Reproduce every entry that follows word for word, but omit the images.

▼▼▼

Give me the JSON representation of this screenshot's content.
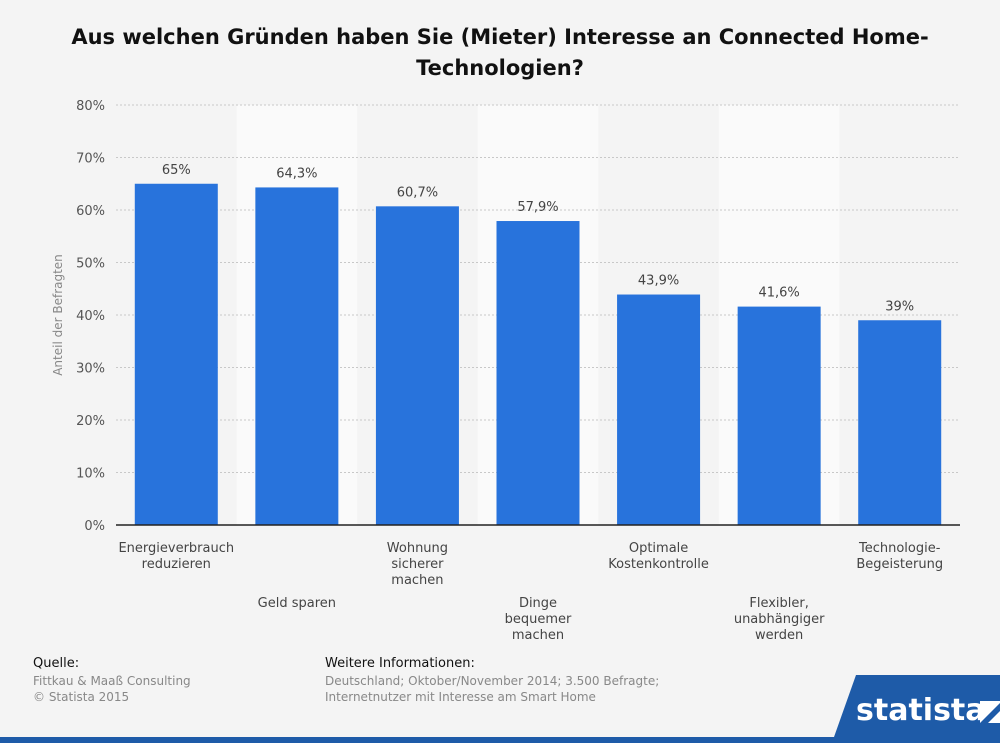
{
  "title_lines": [
    "Aus welchen Gründen haben Sie (Mieter) Interesse an Connected Home-",
    "Technologien?"
  ],
  "chart_data": {
    "type": "bar",
    "title": "Aus welchen Gründen haben Sie (Mieter) Interesse an Connected Home-Technologien?",
    "ylabel": "Anteil der Befragten",
    "xlabel": "",
    "ylim": [
      0,
      80
    ],
    "yticks": [
      0,
      10,
      20,
      30,
      40,
      50,
      60,
      70,
      80
    ],
    "ytick_labels": [
      "0%",
      "10%",
      "20%",
      "30%",
      "40%",
      "50%",
      "60%",
      "70%",
      "80%"
    ],
    "grid": true,
    "bar_color": "#2873dc",
    "categories": [
      [
        "Energieverbrauch",
        "reduzieren"
      ],
      [
        "Geld sparen"
      ],
      [
        "Wohnung",
        "sicherer",
        "machen"
      ],
      [
        "Dinge",
        "bequemer",
        "machen"
      ],
      [
        "Optimale",
        "Kostenkontrolle"
      ],
      [
        "Flexibler,",
        "unabhängiger",
        "werden"
      ],
      [
        "Technologie-",
        "Begeisterung"
      ]
    ],
    "values": [
      65,
      64.3,
      60.7,
      57.9,
      43.9,
      41.6,
      39
    ],
    "value_labels": [
      "65%",
      "64,3%",
      "60,7%",
      "57,9%",
      "43,9%",
      "41,6%",
      "39%"
    ]
  },
  "footer": {
    "source_heading": "Quelle:",
    "source_lines": [
      "Fittkau & Maaß Consulting",
      "© Statista 2015"
    ],
    "info_heading": "Weitere Informationen:",
    "info_lines": [
      "Deutschland; Oktober/November 2014; 3.500 Befragte;",
      "Internetnutzer mit Interesse am Smart Home"
    ]
  },
  "logo_text": "statista",
  "colors": {
    "accent": "#2873dc",
    "logo_bg": "#1e5ba8"
  }
}
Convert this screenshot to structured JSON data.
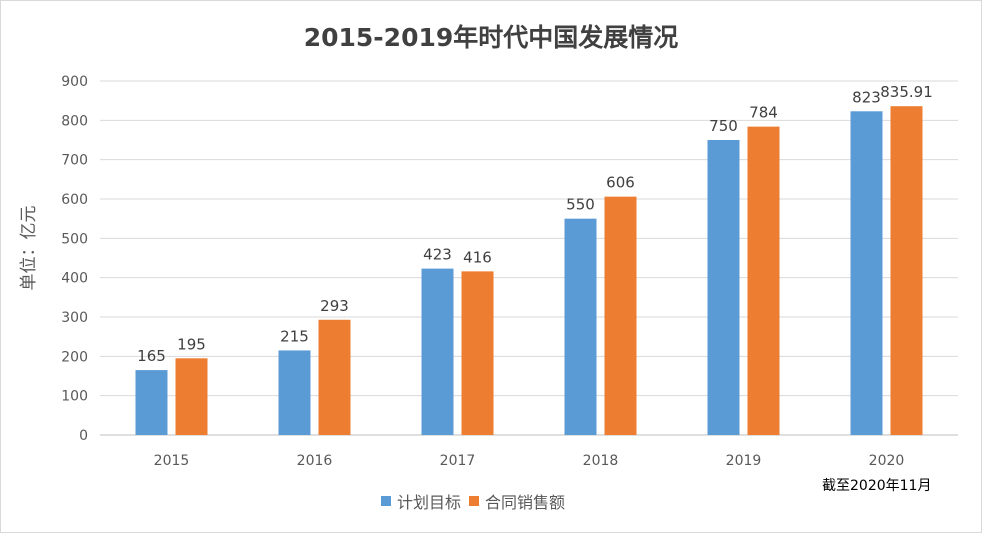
{
  "colors": {
    "plan": "#5b9bd5",
    "sales": "#ed7d31",
    "grid": "#d9d9d9",
    "axis": "#bfbfbf"
  },
  "chart_data": {
    "type": "bar",
    "title": "2015-2019年时代中国发展情况",
    "ylabel": "单位：亿元",
    "xlabel": "",
    "categories": [
      "2015",
      "2016",
      "2017",
      "2018",
      "2019",
      "2020"
    ],
    "series": [
      {
        "name": "计划目标",
        "values": [
          165,
          215,
          423,
          550,
          750,
          823
        ],
        "labels": [
          "165",
          "215",
          "423",
          "550",
          "750",
          "823"
        ]
      },
      {
        "name": "合同销售额",
        "values": [
          195,
          293,
          416,
          606,
          784,
          835.91
        ],
        "labels": [
          "195",
          "293",
          "416",
          "606",
          "784",
          "835.91"
        ]
      }
    ],
    "ylim": [
      0,
      900
    ],
    "yticks": [
      "0",
      "100",
      "200",
      "300",
      "400",
      "500",
      "600",
      "700",
      "800",
      "900"
    ],
    "grid": true,
    "legend_position": "bottom",
    "annotation": "截至2020年11月"
  }
}
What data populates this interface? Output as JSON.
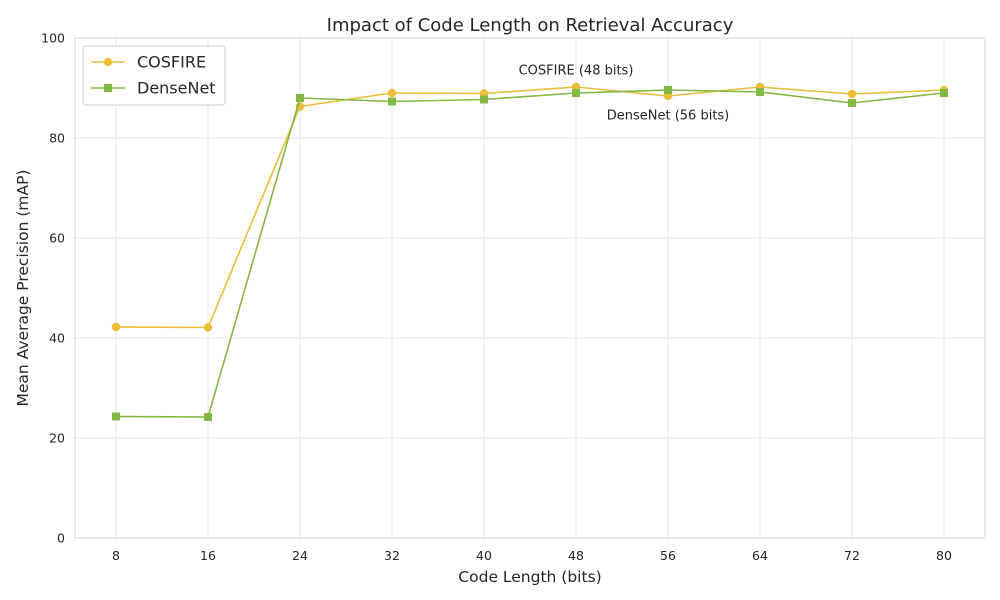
{
  "chart_data": {
    "type": "line",
    "title": "Impact of Code Length on Retrieval Accuracy",
    "xlabel": "Code Length (bits)",
    "ylabel": "Mean Average Precision (mAP)",
    "x": [
      8,
      16,
      24,
      32,
      40,
      48,
      56,
      64,
      72,
      80
    ],
    "x_tick_labels": [
      "8",
      "16",
      "24",
      "32",
      "40",
      "48",
      "56",
      "64",
      "72",
      "80"
    ],
    "ylim": [
      0,
      100
    ],
    "y_ticks": [
      0,
      20,
      40,
      60,
      80,
      100
    ],
    "y_tick_labels": [
      "0",
      "20",
      "40",
      "60",
      "80",
      "100"
    ],
    "grid": true,
    "legend_position": "top-left",
    "series": [
      {
        "name": "COSFIRE",
        "color": "#ebbd3a",
        "marker": "circle",
        "values": [
          42.2,
          42.1,
          86.3,
          89.0,
          88.9,
          90.2,
          88.4,
          90.2,
          88.8,
          89.6
        ]
      },
      {
        "name": "DenseNet",
        "color": "#82b843",
        "marker": "square",
        "values": [
          24.3,
          24.2,
          88.0,
          87.3,
          87.7,
          89.0,
          89.6,
          89.2,
          87.0,
          89.0
        ]
      }
    ],
    "annotations": [
      {
        "text": "COSFIRE (48 bits)",
        "x": 48,
        "y": 93.5,
        "anchor": "middle"
      },
      {
        "text": "DenseNet (56 bits)",
        "x": 56,
        "y": 84.5,
        "anchor": "middle"
      }
    ]
  }
}
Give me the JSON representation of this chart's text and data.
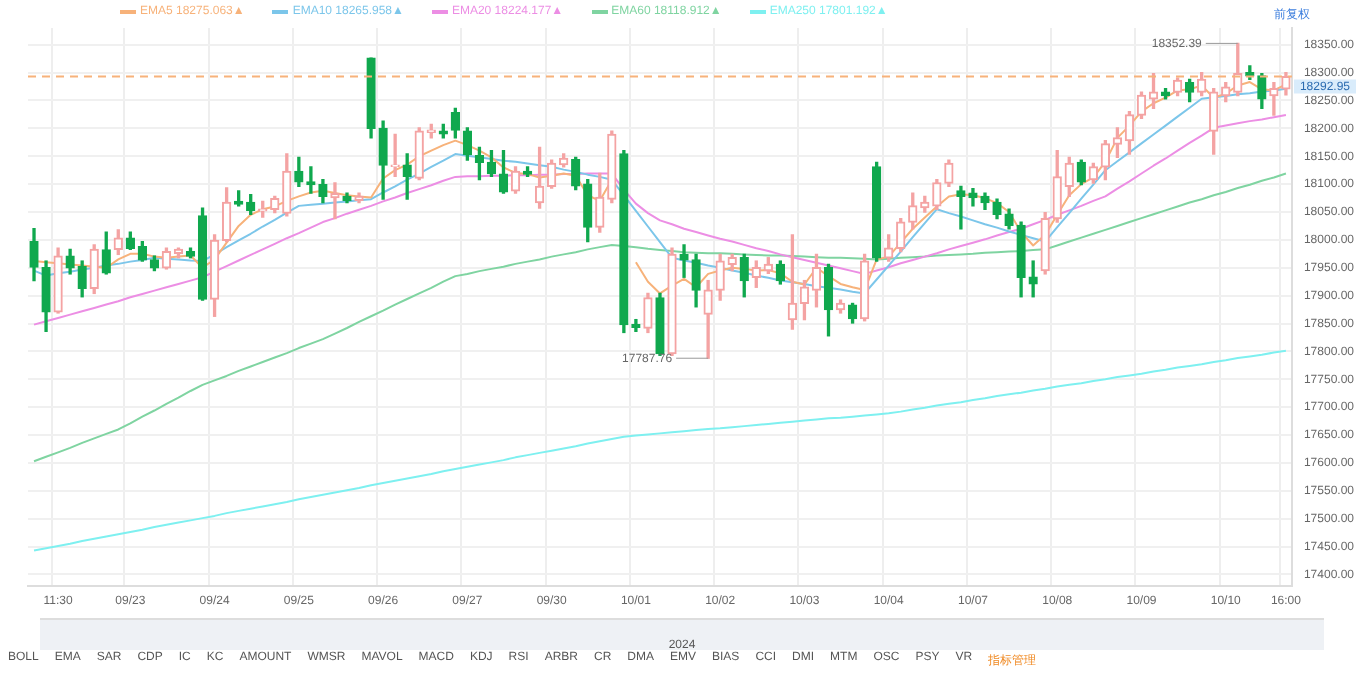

▲▲▲

- _ANSWER FOR THIS EXERCISE_
Give me the JSON representation of this screenshot's content.
{
  "title_lines": [
    "Aus welchen Gründen haben Sie (Mieter) Interesse an Connected Home-",
    "Technologien?"
  ],
  "chart_data": {
    "type": "bar",
    "title": "Aus welchen Gründen haben Sie (Mieter) Interesse an Connected Home-Technologien?",
    "ylabel": "Anteil der Befragten",
    "xlabel": "",
    "ylim": [
      0,
      80
    ],
    "yticks": [
      0,
      10,
      20,
      30,
      40,
      50,
      60,
      70,
      80
    ],
    "ytick_labels": [
      "0%",
      "10%",
      "20%",
      "30%",
      "40%",
      "50%",
      "60%",
      "70%",
      "80%"
    ],
    "grid": true,
    "bar_color": "#2873dc",
    "categories": [
      [
        "Energieverbrauch",
        "reduzieren"
      ],
      [
        "Geld sparen"
      ],
      [
        "Wohnung",
        "sicherer",
        "machen"
      ],
      [
        "Dinge",
        "bequemer",
        "machen"
      ],
      [
        "Optimale",
        "Kostenkontrolle"
      ],
      [
        "Flexibler,",
        "unabhängiger",
        "werden"
      ],
      [
        "Technologie-",
        "Begeisterung"
      ]
    ],
    "values": [
      65,
      64.3,
      60.7,
      57.9,
      43.9,
      41.6,
      39
    ],
    "value_labels": [
      "65%",
      "64,3%",
      "60,7%",
      "57,9%",
      "43,9%",
      "41,6%",
      "39%"
    ]
  },
  "footer": {
    "source_heading": "Quelle:",
    "source_lines": [
      "Fittkau & Maaß Consulting",
      "© Statista 2015"
    ],
    "info_heading": "Weitere Informationen:",
    "info_lines": [
      "Deutschland; Oktober/November 2014; 3.500 Befragte;",
      "Internetnutzer mit Interesse am Smart Home"
    ]
  },
  "logo_text": "statista",
  "colors": {
    "accent": "#2873dc",
    "logo_bg": "#1e5ba8"
  }
}
Convert this screenshot to structured JSON data.
{
  "colors": {
    "plan": "#5b9bd5",
    "sales": "#ed7d31",
    "grid": "#d9d9d9",
    "axis": "#bfbfbf"
  },
  "chart_data": {
    "type": "bar",
    "title": "2015-2019年时代中国发展情况",
    "ylabel": "单位：亿元",
    "xlabel": "",
    "categories": [
      "2015",
      "2016",
      "2017",
      "2018",
      "2019",
      "2020"
    ],
    "series": [
      {
        "name": "计划目标",
        "values": [
          165,
          215,
          423,
          550,
          750,
          823
        ],
        "labels": [
          "165",
          "215",
          "423",
          "550",
          "750",
          "823"
        ]
      },
      {
        "name": "合同销售额",
        "values": [
          195,
          293,
          416,
          606,
          784,
          835.91
        ],
        "labels": [
          "195",
          "293",
          "416",
          "606",
          "784",
          "835.91"
        ]
      }
    ],
    "ylim": [
      0,
      900
    ],
    "yticks": [
      "0",
      "100",
      "200",
      "300",
      "400",
      "500",
      "600",
      "700",
      "800",
      "900"
    ],
    "grid": true,
    "legend_position": "bottom",
    "annotation": "截至2020年11月"
  }
}
What data populates this interface? Output as JSON.
{
  "chart_data": {
    "type": "line",
    "title": "Impact of Code Length on Retrieval Accuracy",
    "xlabel": "Code Length (bits)",
    "ylabel": "Mean Average Precision (mAP)",
    "x": [
      8,
      16,
      24,
      32,
      40,
      48,
      56,
      64,
      72,
      80
    ],
    "x_tick_labels": [
      "8",
      "16",
      "24",
      "32",
      "40",
      "48",
      "56",
      "64",
      "72",
      "80"
    ],
    "ylim": [
      0,
      100
    ],
    "y_ticks": [
      0,
      20,
      40,
      60,
      80,
      100
    ],
    "y_tick_labels": [
      "0",
      "20",
      "40",
      "60",
      "80",
      "100"
    ],
    "grid": true,
    "legend_position": "top-left",
    "series": [
      {
        "name": "COSFIRE",
        "color": "#ebbd3a",
        "marker": "circle",
        "values": [
          42.2,
          42.1,
          86.3,
          89.0,
          88.9,
          90.2,
          88.4,
          90.2,
          88.8,
          89.6
        ]
      },
      {
        "name": "DenseNet",
        "color": "#82b843",
        "marker": "square",
        "values": [
          24.3,
          24.2,
          88.0,
          87.3,
          87.7,
          89.0,
          89.6,
          89.2,
          87.0,
          89.0
        ]
      }
    ],
    "annotations": [
      {
        "text": "COSFIRE (48 bits)",
        "x": 48,
        "y": 93.5,
        "anchor": "middle"
      },
      {
        "text": "DenseNet (56 bits)",
        "x": 56,
        "y": 84.5,
        "anchor": "middle"
      }
    ]
  }
}
Give me the JSON representation of this chart's text and data.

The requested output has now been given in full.